Travail demandé ->
Recopiez intégralement et à l'identique l'extrait ci-dessous sur la géographie de la négociation.
--- Extrait du texte ---
Un mot sur la géographie de cette négociation. Celle-ci a concerné tous les Etats du monde car ceux-ci sont, en fonction de leur situation, et dans des proportions variables, des pays d’origine, des pays de transit ou des pays de destination.

Les pays africains ont été les plus disciplinés et ont parlé d’une seule voix, à l’exception de l’Afrique du Sud qui défendait des positions proches de celles des pays européens, allant même parfois un peu au-delà, ce qui s’explique par le fait qu’elle est aussi confrontée à une forte pression migratoire irrégulière.

Privés de leur interlocuteur naturel, les États-Unis, les Latino-Américains ont éprouvé des difficultés à s’organiser et la crise vénézuélienne a rendu difficile toute forme d’expression politique unifiée, même si, sur le fond, les positions défendues par les différents pays étaient dans l’ensemble proches.

Au sein du continent asiatique se sont côtoyées les positions divergentes comme celles du Bangladesh et des Philippines, d’une part, et celles du Japon et de la Corée, de l’autre.
--- Données affichées ---
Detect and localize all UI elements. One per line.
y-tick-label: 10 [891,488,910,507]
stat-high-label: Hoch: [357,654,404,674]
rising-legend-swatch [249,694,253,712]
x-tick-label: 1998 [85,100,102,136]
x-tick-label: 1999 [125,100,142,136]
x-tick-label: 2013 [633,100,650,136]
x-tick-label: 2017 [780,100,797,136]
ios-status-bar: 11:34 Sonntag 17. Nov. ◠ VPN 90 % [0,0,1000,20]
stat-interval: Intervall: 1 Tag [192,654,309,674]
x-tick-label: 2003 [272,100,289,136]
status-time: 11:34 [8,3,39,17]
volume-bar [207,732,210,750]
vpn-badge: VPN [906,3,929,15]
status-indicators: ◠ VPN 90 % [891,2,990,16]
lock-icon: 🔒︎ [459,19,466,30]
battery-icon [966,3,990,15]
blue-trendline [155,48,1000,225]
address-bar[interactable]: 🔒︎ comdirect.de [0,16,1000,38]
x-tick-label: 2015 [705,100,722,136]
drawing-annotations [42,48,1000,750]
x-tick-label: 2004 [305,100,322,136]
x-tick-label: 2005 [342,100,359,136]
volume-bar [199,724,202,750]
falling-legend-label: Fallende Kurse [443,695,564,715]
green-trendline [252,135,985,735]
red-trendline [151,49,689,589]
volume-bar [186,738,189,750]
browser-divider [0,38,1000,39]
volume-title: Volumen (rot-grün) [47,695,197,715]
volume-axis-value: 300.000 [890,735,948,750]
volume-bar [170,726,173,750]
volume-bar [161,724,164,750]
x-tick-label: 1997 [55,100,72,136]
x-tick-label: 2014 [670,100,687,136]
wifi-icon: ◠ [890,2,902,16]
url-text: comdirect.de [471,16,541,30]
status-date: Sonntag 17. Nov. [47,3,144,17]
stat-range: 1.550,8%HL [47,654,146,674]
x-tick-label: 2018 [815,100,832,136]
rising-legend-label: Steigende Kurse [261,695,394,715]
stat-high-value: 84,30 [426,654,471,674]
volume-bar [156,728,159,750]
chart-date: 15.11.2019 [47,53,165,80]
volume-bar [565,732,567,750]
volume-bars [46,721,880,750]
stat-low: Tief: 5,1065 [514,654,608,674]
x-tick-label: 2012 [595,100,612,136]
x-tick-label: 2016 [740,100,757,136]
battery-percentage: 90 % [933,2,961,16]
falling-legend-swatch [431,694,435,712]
---
Résultat ->
Un mot sur la géographie de cette négociation. Celle-ci a concerné tous les Etats du monde car ceux-ci sont, en fonction de leur situation, et dans des proportions variables, des pays d’origine, des pays de transit ou des pays de destination.

Les pays africains ont été les plus disciplinés et ont parlé d’une seule voix, à l’exception de l’Afrique du Sud qui défendait des positions proches de celles des pays européens, allant même parfois un peu au-delà, ce qui s’explique par le fait qu’elle est aussi confrontée à une forte pression migratoire irrégulière.

Privés de leur interlocuteur naturel, les États-Unis, les Latino-Américains ont éprouvé des difficultés à s’organiser et la crise vénézuélienne a rendu difficile toute forme d’expression politique unifiée, même si, sur le fond, les positions défendues par les différents pays étaient dans l’ensemble proches.

Au sein du continent asiatique se sont côtoyées les positions divergentes comme celles du Bangladesh et des Philippines, d’une part, et celles du Japon et de la Corée, de l’autre.